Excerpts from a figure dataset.
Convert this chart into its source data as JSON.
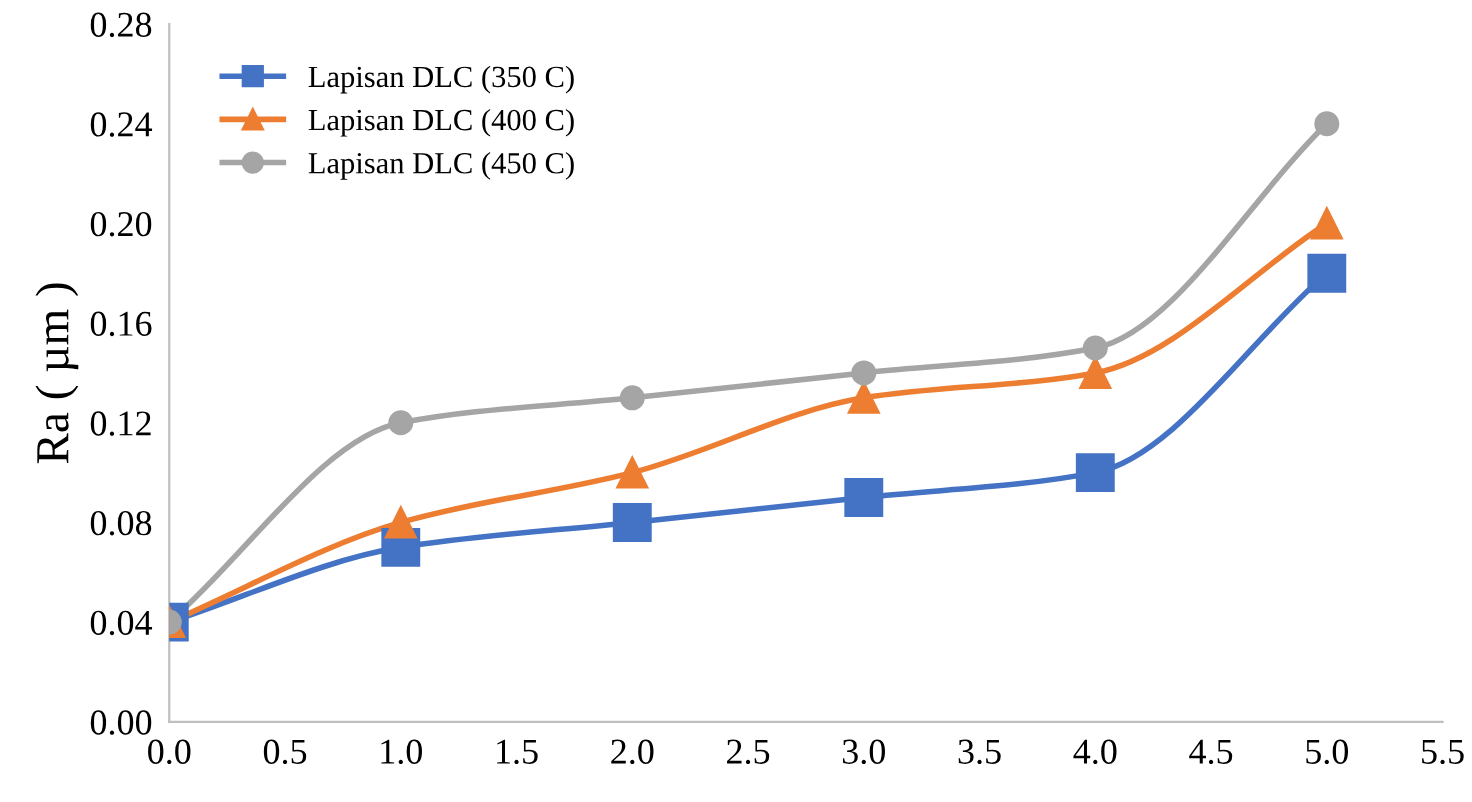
{
  "chart_data": {
    "type": "line",
    "ylabel": "Ra ( µm )",
    "x": [
      0.0,
      1.0,
      2.0,
      3.0,
      4.0,
      5.0
    ],
    "series": [
      {
        "name": "Lapisan DLC (350 C)",
        "color": "#4472c4",
        "marker": "square",
        "values": [
          0.04,
          0.07,
          0.08,
          0.09,
          0.1,
          0.18
        ]
      },
      {
        "name": "Lapisan DLC (400 C)",
        "color": "#ed7d31",
        "marker": "triangle",
        "values": [
          0.04,
          0.08,
          0.1,
          0.13,
          0.14,
          0.2
        ]
      },
      {
        "name": "Lapisan DLC (450 C)",
        "color": "#a5a5a5",
        "marker": "circle",
        "values": [
          0.04,
          0.12,
          0.13,
          0.14,
          0.15,
          0.24
        ]
      }
    ],
    "xlim": [
      0.0,
      5.5
    ],
    "xticks": [
      {
        "value": 0,
        "label": "0.0"
      },
      {
        "value": 0.5,
        "label": "0.5"
      },
      {
        "value": 1,
        "label": "1.0"
      },
      {
        "value": 1.5,
        "label": "1.5"
      },
      {
        "value": 2,
        "label": "2.0"
      },
      {
        "value": 2.5,
        "label": "2.5"
      },
      {
        "value": 3,
        "label": "3.0"
      },
      {
        "value": 3.5,
        "label": "3.5"
      },
      {
        "value": 4,
        "label": "4.0"
      },
      {
        "value": 4.5,
        "label": "4.5"
      },
      {
        "value": 5,
        "label": "5.0"
      },
      {
        "value": 5.5,
        "label": "5.5"
      }
    ],
    "ylim": [
      0.0,
      0.28
    ],
    "yticks": [
      {
        "value": 0,
        "label": "0.00"
      },
      {
        "value": 0.04,
        "label": "0.04"
      },
      {
        "value": 0.08,
        "label": "0.08"
      },
      {
        "value": 0.12,
        "label": "0.12"
      },
      {
        "value": 0.16,
        "label": "0.16"
      },
      {
        "value": 0.2,
        "label": "0.20"
      },
      {
        "value": 0.24,
        "label": "0.24"
      },
      {
        "value": 0.28,
        "label": "0.28"
      }
    ],
    "grid": false,
    "legend": "top left",
    "line_style": "solid"
  }
}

SET TASK. Copy out every line of the material above that mentions the word "marker".

TASK RESPONSE.
        "marker": "square",
        "marker": "triangle",
        "marker": "circle",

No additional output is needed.